Element and coordinate rows
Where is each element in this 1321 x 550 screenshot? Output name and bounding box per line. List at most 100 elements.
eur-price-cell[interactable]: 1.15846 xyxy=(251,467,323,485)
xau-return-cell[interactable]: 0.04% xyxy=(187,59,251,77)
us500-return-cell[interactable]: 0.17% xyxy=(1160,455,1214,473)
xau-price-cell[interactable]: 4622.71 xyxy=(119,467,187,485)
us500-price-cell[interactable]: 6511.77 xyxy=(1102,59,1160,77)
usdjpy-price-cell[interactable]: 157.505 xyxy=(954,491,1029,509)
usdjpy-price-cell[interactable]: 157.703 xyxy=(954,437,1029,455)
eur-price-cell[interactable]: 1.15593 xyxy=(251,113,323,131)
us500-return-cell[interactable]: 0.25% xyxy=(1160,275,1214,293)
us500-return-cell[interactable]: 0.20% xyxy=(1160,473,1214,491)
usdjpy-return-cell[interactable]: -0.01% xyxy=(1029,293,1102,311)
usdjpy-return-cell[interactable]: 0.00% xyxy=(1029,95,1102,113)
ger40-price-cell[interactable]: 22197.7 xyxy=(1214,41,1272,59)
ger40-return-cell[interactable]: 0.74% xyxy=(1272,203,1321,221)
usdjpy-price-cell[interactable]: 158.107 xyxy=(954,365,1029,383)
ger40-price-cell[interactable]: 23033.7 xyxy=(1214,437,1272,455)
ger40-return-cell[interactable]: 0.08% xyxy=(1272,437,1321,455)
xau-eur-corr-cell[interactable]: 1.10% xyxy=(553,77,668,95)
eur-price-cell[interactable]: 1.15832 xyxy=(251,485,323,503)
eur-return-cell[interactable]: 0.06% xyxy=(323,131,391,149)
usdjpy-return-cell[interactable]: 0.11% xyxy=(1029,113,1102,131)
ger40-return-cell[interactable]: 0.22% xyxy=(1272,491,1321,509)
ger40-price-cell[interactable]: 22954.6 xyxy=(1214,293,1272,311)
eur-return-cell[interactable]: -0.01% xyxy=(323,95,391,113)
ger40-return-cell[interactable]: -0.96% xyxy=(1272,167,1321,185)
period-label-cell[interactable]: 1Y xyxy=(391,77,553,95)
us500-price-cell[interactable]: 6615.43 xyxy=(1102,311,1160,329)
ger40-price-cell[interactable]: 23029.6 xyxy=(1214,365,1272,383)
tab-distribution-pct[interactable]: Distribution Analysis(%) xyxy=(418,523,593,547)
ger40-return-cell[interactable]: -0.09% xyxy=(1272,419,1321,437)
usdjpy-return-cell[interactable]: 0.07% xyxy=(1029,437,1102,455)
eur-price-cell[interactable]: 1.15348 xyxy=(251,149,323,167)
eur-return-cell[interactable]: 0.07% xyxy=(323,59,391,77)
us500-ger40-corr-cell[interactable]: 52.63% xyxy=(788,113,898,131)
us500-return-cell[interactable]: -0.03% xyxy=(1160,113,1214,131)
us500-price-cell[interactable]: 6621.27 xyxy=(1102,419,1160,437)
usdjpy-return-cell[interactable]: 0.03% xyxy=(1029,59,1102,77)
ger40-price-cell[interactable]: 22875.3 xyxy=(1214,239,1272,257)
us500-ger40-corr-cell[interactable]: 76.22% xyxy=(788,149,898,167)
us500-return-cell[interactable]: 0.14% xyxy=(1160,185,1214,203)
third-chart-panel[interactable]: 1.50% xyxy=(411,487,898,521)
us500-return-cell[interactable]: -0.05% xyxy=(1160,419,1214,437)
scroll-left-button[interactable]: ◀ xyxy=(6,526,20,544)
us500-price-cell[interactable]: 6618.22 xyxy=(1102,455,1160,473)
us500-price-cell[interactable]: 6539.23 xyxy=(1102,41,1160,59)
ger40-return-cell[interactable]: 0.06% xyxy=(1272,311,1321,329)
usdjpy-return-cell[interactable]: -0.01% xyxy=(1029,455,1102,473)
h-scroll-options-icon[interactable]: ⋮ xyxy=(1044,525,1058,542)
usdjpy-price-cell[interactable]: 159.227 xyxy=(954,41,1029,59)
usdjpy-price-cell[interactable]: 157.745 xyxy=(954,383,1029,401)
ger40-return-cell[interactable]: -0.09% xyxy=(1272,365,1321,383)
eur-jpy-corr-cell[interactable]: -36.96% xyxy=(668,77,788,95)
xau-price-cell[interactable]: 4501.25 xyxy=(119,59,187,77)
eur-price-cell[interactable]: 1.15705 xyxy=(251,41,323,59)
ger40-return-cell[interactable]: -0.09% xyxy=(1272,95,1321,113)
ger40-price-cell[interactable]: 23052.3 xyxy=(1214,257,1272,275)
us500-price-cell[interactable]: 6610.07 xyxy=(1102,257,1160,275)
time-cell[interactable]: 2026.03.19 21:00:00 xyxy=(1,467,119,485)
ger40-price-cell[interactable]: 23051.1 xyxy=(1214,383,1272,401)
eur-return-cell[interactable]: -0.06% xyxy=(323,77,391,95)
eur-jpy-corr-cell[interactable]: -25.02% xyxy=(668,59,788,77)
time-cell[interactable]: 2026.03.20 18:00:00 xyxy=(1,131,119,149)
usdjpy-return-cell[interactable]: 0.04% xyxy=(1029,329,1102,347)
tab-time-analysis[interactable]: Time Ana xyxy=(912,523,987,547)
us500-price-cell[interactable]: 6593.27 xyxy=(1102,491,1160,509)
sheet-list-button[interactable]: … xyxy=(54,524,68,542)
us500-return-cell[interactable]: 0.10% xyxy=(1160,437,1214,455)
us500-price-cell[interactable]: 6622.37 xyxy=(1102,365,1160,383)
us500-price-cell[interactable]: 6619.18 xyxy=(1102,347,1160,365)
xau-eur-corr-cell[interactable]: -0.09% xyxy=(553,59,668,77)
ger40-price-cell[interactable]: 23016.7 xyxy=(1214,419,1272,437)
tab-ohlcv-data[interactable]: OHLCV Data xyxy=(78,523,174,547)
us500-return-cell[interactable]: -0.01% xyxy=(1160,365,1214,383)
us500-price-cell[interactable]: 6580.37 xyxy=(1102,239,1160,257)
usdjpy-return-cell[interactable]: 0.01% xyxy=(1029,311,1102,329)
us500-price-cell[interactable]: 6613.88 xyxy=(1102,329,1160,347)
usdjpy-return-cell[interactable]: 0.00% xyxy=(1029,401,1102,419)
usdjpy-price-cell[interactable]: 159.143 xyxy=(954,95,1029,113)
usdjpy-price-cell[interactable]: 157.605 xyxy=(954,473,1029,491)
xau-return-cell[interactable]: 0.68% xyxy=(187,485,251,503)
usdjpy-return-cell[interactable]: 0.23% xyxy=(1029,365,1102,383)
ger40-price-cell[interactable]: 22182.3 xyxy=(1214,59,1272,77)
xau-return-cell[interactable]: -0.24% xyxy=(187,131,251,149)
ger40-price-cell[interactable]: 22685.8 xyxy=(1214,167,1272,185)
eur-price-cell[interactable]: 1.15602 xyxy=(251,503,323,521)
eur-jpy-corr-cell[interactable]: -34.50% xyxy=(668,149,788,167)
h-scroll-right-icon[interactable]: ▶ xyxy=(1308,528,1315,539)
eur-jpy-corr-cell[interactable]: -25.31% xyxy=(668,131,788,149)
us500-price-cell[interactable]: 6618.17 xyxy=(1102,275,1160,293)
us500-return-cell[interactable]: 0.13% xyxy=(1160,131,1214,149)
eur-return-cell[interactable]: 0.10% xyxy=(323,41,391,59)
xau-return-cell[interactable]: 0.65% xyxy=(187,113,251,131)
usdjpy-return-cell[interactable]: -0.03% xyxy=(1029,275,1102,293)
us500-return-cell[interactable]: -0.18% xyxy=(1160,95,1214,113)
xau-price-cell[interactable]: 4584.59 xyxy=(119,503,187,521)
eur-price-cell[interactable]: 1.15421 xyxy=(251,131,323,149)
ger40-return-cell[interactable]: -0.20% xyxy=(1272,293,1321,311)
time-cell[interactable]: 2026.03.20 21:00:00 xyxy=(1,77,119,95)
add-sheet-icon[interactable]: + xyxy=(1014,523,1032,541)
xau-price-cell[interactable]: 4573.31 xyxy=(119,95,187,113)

**PROBLEM TO SOLVE:** Could you give the rows again, everything from the start of the rows down through the one containing "ger40-return-cell[interactable]: 0.08% xyxy=(1272,437,1321,455)", with "usdjpy" replaced by "usd-jpy" and nothing else changed?

**RESULT FOR THIS EXERCISE:**
Where is each element in this 1321 x 550 screenshot? Output name and bounding box per line. List at most 100 elements.
eur-price-cell[interactable]: 1.15846 xyxy=(251,467,323,485)
xau-return-cell[interactable]: 0.04% xyxy=(187,59,251,77)
us500-return-cell[interactable]: 0.17% xyxy=(1160,455,1214,473)
xau-price-cell[interactable]: 4622.71 xyxy=(119,467,187,485)
us500-price-cell[interactable]: 6511.77 xyxy=(1102,59,1160,77)
usd-jpy-price-cell[interactable]: 157.505 xyxy=(954,491,1029,509)
usd-jpy-price-cell[interactable]: 157.703 xyxy=(954,437,1029,455)
eur-price-cell[interactable]: 1.15593 xyxy=(251,113,323,131)
us500-return-cell[interactable]: 0.25% xyxy=(1160,275,1214,293)
us500-return-cell[interactable]: 0.20% xyxy=(1160,473,1214,491)
usd-jpy-return-cell[interactable]: -0.01% xyxy=(1029,293,1102,311)
usd-jpy-return-cell[interactable]: 0.00% xyxy=(1029,95,1102,113)
ger40-price-cell[interactable]: 22197.7 xyxy=(1214,41,1272,59)
ger40-return-cell[interactable]: 0.74% xyxy=(1272,203,1321,221)
usd-jpy-price-cell[interactable]: 158.107 xyxy=(954,365,1029,383)
ger40-price-cell[interactable]: 23033.7 xyxy=(1214,437,1272,455)
ger40-return-cell[interactable]: 0.08% xyxy=(1272,437,1321,455)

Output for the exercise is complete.